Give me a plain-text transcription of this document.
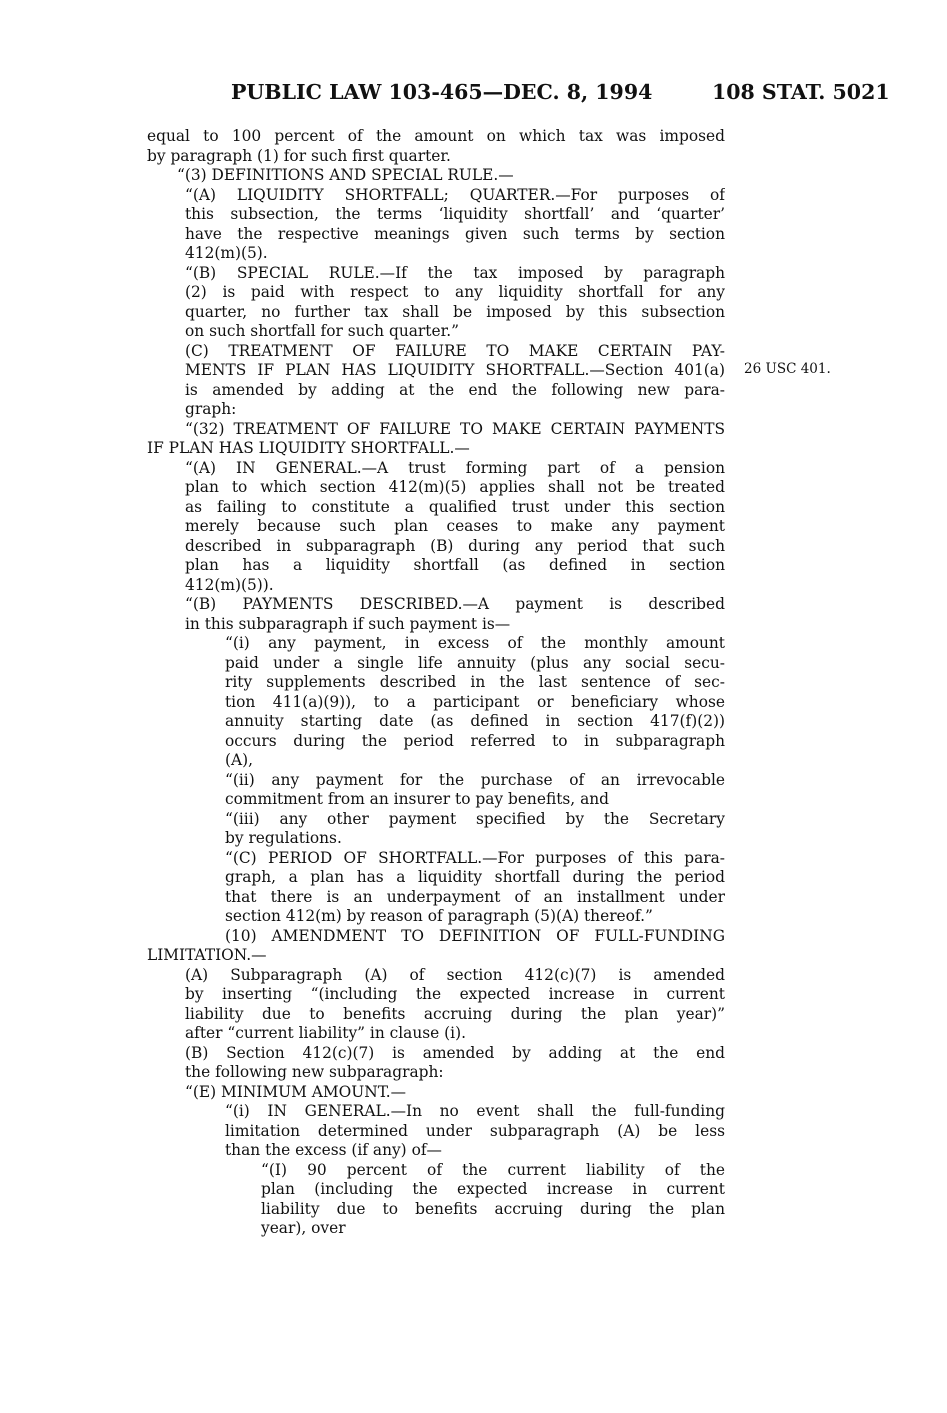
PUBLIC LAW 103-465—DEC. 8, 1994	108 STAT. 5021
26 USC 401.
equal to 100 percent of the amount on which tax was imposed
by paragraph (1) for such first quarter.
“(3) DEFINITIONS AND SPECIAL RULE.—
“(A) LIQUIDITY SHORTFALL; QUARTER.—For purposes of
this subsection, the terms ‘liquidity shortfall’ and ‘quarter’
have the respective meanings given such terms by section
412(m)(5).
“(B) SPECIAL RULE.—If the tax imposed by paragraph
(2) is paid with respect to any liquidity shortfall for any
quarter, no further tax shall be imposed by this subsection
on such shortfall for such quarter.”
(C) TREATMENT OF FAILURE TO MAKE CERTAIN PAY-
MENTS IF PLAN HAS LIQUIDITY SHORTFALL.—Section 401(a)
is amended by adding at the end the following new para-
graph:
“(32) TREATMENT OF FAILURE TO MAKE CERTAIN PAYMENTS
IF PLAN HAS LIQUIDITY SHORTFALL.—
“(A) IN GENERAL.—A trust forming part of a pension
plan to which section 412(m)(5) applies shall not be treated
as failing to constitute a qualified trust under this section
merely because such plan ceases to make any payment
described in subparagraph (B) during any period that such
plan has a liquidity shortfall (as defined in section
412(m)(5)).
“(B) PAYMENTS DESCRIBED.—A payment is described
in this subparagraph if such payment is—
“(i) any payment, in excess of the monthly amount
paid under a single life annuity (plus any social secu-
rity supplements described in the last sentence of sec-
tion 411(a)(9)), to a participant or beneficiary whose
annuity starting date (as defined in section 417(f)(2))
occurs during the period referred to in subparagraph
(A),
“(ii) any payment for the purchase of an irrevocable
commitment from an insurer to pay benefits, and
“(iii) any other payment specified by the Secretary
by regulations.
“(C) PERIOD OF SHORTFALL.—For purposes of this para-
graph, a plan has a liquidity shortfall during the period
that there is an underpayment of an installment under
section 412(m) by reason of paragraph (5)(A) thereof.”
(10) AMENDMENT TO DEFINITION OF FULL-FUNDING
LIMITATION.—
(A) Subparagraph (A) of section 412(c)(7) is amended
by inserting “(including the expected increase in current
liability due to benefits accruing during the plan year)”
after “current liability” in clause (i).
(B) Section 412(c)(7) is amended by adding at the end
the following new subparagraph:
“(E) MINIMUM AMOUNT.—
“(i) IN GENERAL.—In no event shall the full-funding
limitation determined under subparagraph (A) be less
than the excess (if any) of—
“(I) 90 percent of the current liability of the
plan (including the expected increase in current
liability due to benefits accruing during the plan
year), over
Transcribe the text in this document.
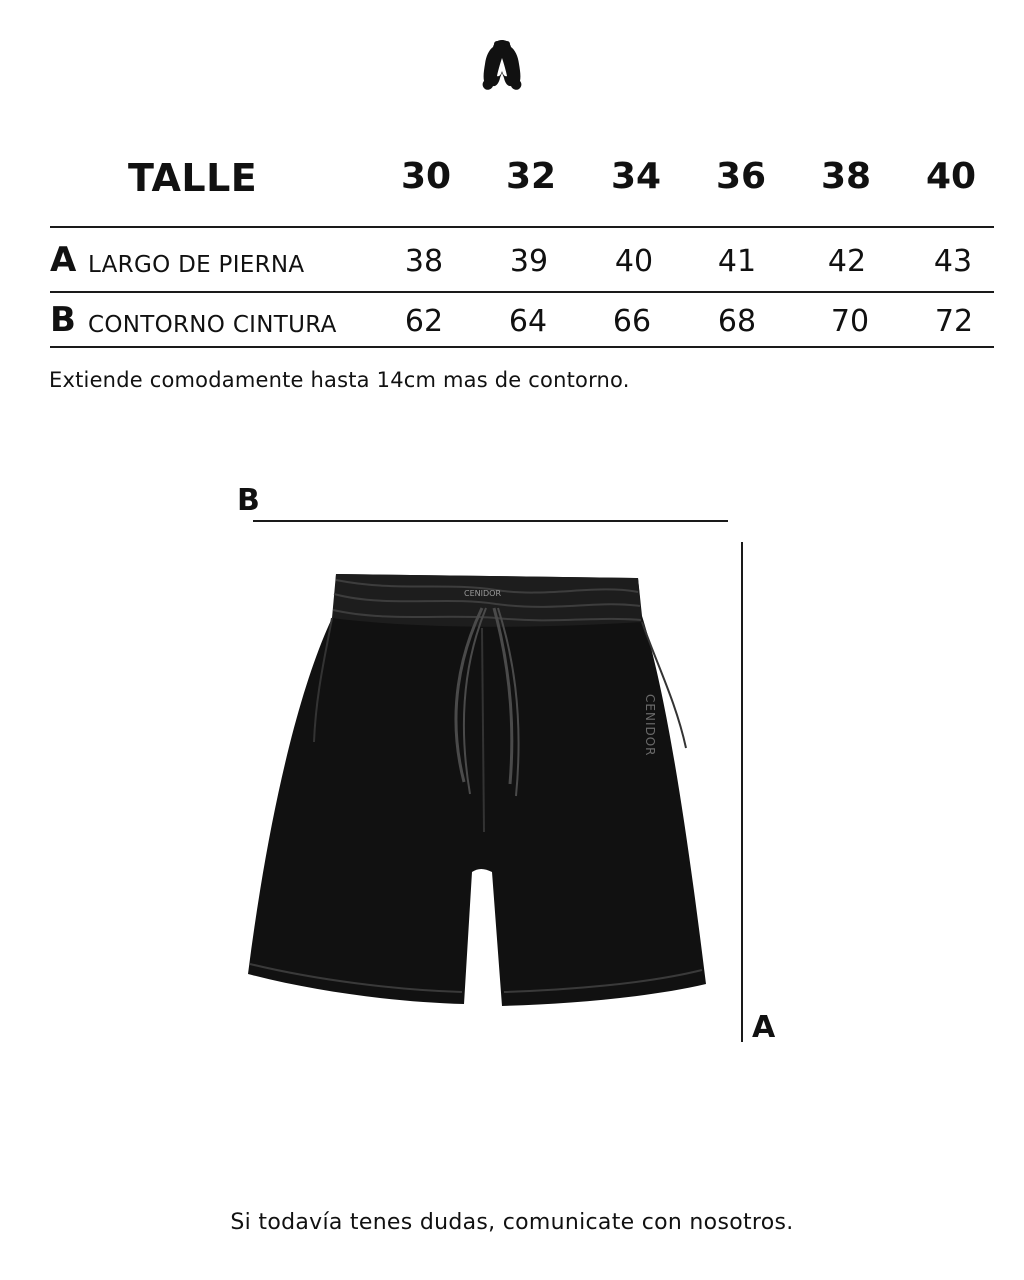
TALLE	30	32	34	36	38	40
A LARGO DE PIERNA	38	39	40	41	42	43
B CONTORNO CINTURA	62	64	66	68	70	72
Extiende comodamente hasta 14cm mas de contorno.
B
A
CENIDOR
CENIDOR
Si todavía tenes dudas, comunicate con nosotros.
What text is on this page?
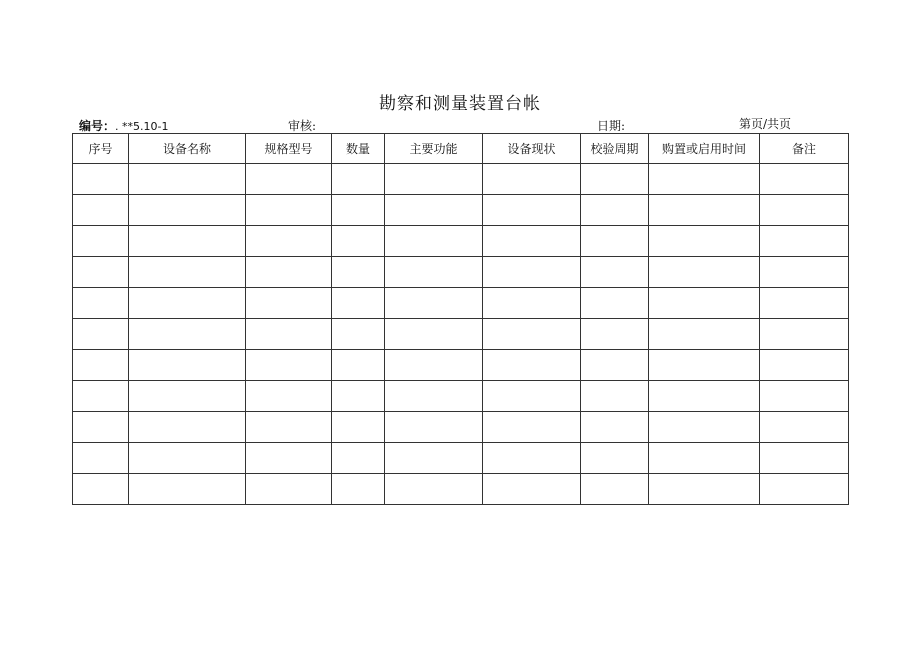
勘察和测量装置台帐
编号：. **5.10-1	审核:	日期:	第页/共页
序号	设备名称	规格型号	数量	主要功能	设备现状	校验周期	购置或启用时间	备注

== Problem requirements ==
Repeat the lines of the records verbatim, starting at the line containing "What text is on this page?" and stopping after the final line. Images stay out.

== Response to the exercise ==
What text is on this page?
勘察和测量装置台帐
编号：. **5.10-1	审核:	日期:	第页/共页
序号	设备名称	规格型号	数量	主要功能	设备现状	校验周期	购置或启用时间	备注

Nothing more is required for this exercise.